** Begin **
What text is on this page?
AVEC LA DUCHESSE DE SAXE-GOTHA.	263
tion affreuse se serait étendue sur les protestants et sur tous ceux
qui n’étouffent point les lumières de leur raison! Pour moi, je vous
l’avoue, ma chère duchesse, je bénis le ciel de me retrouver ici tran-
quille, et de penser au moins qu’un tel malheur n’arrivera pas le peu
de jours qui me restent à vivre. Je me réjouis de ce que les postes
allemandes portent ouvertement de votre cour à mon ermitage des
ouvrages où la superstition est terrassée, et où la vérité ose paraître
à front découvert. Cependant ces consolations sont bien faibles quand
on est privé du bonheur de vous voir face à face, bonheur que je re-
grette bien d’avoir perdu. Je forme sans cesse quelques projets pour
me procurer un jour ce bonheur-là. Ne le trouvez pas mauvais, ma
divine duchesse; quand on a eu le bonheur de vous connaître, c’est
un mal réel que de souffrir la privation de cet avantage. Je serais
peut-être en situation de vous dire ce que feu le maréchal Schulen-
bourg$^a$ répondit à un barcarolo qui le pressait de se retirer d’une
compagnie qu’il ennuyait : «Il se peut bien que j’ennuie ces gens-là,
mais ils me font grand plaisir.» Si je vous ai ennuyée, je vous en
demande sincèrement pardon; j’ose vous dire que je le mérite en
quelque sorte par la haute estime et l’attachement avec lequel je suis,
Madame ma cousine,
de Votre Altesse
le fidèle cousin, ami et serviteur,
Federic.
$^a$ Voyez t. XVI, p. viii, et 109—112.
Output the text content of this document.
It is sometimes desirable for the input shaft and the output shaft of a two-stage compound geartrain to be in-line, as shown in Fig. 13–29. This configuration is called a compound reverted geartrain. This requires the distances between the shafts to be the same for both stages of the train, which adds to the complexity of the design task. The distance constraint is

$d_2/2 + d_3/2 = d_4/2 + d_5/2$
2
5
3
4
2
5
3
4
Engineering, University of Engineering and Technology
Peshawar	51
** End **
Instruction. Copy out each line in the preceding records that contains "bien".

The completed task.
à front découvert. Cependant ces consolations sont bien faibles quand
grette bien d’avoir perdu. Je forme sans cesse quelques projets pour
compagnie qu’il ennuyait : «Il se peut bien que j’ennuie ces gens-là,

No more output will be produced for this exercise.